Convert the records, beginning at the line that contains "Patent image size: (943, 469)." and stopping after the line that contains "The bed of iron filings 12c is at (560, 245).", into a two-column CSV with the headers input and output. Give one row per record, with each value in a single quoted field and its line breaks replaced by spaces.
..............................
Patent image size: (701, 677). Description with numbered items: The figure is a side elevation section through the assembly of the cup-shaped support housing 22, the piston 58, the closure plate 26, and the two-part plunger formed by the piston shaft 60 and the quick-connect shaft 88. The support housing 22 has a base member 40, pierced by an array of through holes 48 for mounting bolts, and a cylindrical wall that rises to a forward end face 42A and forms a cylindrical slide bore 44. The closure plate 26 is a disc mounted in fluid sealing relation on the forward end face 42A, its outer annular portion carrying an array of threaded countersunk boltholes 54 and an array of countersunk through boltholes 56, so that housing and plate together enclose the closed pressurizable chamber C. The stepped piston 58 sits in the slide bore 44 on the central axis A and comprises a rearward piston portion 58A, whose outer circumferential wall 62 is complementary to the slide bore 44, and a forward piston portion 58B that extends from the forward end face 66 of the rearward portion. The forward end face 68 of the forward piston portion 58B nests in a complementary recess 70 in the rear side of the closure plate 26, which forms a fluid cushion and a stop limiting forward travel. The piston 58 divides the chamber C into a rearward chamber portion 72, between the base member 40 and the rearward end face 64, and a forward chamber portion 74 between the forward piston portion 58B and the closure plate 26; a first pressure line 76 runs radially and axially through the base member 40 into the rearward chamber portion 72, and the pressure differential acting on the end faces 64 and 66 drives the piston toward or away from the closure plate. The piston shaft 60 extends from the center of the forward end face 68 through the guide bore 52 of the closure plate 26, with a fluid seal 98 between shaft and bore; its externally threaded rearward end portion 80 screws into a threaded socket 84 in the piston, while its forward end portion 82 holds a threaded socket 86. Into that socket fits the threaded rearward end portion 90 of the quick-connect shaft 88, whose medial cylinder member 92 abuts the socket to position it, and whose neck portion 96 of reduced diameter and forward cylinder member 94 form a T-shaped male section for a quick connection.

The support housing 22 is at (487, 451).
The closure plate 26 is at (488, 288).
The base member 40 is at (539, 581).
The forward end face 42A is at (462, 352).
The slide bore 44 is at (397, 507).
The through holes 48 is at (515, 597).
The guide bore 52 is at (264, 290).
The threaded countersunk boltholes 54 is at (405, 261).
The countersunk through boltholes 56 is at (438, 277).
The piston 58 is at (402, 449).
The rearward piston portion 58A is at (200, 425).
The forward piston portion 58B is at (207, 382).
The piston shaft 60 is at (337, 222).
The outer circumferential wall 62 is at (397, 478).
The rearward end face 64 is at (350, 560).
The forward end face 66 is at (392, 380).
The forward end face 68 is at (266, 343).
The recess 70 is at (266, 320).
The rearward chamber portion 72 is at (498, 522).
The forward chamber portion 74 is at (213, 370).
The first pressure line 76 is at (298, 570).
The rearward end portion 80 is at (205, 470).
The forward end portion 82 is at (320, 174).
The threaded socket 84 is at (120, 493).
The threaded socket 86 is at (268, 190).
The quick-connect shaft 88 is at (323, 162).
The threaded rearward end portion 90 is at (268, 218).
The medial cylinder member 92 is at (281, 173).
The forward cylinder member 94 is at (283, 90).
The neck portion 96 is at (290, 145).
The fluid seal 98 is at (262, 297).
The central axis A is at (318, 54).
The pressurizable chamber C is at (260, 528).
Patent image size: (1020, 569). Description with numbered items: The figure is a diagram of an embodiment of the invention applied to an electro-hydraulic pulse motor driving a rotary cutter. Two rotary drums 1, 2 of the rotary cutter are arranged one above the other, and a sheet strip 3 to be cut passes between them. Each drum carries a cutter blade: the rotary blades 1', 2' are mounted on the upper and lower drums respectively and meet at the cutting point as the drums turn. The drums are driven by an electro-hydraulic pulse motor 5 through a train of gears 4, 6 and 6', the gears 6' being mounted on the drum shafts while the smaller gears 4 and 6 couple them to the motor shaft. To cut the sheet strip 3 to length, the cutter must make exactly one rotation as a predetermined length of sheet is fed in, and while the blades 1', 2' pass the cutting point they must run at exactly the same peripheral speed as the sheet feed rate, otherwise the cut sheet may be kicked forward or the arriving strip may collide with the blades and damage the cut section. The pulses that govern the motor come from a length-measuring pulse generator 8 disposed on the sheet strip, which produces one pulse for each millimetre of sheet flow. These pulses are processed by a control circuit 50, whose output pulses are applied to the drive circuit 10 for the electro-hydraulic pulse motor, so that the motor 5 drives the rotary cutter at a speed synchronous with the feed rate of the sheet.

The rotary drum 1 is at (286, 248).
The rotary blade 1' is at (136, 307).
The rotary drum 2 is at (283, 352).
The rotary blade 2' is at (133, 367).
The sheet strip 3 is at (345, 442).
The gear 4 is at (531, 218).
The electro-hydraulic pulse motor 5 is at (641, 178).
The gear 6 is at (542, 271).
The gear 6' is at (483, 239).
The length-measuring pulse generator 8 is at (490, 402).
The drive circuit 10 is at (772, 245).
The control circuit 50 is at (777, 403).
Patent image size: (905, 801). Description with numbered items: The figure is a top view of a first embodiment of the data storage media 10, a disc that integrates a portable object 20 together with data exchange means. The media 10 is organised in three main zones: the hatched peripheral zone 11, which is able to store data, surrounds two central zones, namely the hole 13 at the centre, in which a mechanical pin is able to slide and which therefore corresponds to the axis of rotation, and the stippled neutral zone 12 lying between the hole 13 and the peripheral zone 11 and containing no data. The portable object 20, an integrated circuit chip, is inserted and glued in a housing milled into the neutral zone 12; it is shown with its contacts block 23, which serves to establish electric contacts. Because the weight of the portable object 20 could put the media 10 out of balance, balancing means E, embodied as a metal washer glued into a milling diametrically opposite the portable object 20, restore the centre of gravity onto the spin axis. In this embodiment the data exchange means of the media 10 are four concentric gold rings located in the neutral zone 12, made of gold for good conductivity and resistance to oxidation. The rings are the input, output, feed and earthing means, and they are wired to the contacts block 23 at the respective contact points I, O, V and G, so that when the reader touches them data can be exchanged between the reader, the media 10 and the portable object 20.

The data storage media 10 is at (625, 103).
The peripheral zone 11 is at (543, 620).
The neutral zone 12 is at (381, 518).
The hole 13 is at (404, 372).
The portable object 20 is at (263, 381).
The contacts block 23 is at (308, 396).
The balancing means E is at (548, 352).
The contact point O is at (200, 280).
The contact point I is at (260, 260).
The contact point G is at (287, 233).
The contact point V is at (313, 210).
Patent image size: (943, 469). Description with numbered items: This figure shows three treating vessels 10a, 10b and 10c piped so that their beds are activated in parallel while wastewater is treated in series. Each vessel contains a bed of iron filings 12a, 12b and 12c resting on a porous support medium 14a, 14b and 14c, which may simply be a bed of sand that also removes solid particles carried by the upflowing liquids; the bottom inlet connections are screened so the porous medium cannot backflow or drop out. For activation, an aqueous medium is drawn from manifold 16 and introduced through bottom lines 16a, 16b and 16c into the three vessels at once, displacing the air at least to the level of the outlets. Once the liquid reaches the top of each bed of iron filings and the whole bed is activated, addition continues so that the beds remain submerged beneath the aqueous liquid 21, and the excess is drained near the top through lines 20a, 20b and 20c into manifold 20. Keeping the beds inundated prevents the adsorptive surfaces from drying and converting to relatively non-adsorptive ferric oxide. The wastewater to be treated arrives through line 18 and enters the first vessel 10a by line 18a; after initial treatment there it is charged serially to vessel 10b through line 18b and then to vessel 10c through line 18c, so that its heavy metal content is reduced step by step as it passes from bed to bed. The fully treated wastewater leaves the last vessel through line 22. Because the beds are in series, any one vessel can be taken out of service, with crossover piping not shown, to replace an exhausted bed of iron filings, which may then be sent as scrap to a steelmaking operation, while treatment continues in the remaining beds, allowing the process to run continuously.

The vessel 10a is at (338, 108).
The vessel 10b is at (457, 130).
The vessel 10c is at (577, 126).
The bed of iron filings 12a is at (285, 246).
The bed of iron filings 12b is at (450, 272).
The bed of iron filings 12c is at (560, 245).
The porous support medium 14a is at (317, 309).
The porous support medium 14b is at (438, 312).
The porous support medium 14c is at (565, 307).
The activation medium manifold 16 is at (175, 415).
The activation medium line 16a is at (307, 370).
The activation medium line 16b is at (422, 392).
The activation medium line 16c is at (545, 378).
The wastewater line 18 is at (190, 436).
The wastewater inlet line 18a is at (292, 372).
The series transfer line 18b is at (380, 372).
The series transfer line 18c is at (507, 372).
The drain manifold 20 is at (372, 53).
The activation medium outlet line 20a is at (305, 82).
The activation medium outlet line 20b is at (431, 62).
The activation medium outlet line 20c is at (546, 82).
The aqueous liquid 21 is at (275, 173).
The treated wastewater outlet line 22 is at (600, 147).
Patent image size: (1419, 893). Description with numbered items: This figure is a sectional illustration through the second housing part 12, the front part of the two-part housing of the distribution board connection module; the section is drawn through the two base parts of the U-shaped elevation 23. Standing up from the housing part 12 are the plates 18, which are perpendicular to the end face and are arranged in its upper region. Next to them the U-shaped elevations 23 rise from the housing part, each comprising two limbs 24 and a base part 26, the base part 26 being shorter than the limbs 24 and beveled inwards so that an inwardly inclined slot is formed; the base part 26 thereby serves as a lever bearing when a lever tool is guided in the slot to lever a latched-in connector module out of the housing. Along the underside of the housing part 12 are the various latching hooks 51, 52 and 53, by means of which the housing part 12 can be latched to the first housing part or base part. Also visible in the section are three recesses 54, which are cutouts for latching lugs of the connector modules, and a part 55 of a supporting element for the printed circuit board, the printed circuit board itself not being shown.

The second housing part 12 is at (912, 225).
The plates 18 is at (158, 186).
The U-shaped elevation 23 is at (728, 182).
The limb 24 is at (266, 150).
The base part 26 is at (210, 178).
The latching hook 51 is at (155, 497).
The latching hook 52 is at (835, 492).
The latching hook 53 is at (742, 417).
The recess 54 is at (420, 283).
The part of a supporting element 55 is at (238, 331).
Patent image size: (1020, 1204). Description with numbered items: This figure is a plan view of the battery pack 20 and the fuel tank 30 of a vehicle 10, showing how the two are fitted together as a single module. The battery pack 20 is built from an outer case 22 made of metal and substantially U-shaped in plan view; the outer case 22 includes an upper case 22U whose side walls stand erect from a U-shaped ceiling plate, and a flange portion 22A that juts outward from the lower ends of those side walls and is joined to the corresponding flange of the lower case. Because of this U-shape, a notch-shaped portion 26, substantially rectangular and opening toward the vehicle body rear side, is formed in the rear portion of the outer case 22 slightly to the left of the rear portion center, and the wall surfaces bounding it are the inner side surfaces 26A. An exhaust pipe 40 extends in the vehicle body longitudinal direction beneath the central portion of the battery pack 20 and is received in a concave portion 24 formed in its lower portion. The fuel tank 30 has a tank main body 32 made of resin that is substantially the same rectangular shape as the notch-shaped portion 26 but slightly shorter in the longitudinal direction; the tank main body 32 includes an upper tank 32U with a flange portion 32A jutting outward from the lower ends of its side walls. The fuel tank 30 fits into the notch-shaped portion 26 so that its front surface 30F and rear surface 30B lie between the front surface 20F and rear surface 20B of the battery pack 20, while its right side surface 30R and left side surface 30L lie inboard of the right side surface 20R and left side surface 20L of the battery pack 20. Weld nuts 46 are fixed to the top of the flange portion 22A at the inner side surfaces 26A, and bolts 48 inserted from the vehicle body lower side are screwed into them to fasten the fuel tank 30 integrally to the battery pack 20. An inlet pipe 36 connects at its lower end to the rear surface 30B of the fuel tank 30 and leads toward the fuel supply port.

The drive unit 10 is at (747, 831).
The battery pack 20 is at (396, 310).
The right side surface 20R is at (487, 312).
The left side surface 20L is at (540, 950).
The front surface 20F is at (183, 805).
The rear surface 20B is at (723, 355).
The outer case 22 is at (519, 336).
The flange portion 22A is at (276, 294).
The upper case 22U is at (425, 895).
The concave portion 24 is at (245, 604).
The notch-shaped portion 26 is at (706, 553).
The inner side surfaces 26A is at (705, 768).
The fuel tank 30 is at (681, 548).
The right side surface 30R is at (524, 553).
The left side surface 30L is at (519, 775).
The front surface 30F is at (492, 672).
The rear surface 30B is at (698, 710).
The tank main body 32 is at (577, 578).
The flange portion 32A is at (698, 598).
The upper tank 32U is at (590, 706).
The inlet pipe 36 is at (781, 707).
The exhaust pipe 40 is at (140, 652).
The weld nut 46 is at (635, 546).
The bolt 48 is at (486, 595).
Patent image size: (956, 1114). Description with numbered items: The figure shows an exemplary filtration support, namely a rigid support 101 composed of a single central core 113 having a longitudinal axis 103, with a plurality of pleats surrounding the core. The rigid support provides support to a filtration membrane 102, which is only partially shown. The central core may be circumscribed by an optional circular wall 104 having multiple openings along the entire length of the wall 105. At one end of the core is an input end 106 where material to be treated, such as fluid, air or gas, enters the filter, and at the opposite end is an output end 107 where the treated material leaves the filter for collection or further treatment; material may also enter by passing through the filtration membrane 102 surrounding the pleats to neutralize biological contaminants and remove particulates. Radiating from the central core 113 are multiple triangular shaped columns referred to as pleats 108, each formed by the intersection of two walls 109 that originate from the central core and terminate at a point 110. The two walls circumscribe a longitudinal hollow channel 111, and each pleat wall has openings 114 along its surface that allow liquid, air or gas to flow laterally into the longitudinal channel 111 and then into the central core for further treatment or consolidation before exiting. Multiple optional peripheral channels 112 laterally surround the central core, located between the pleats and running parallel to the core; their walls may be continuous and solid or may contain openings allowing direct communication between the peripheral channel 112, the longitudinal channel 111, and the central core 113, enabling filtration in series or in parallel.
..............................
**WRITTEN SOLUTION:**
input,output
"Patent image size: (943, 469). Description with numbered items: This figure shows three treating vessels 10a, 10b and 10c piped so that their beds are activated in parallel while wastewater is treated in series. Each vessel contains a bed of iron filings 12a, 12b and 12c resting on a porous support medium 14a, 14b and 14c, which may simply be a bed of sand that also removes solid particles carried by the upflowing liquids; the bottom inlet connections are screened so the porous medium cannot backflow or drop out. For activation, an aqueous medium is drawn from manifold 16 and introduced through bottom lines 16a, 16b and 16c into the three vessels at once, displacing the air at least to the level of the outlets. Once the liquid reaches the top of each bed of iron filings and the whole bed is activated, addition continues so that the beds remain submerged beneath the aqueous liquid 21, and the excess is drained near the top through lines 20a, 20b and 20c into manifold 20. Keeping the beds inundated prevents the adsorptive surfaces from drying and converting to relatively non-adsorptive ferric oxide. The wastewater to be treated arrives through line 18 and enters the first vessel 10a by line 18a; after initial treatment there it is charged serially to vessel 10b through line 18b and then to vessel 10c through line 18c, so that its heavy metal content is reduced step by step as it passes from bed to bed. The fully treated wastewater leaves the last vessel through line 22. Because the beds are in series, any one vessel can be taken out of service, with crossover piping not shown, to replace an exhausted bed of iron filings, which may then be sent as scrap to a steelmaking operation, while treatment continues in the remaining beds, allowing the process to run continuously.","The vessel 10a is at (338, 108). The vessel 10b is at (457, 130). The vessel 10c is at (577, 126). The bed of iron filings 12a is at (285, 246). The bed of iron filings 12b is at (450, 272). The bed of iron filings 12c is at (560, 245)."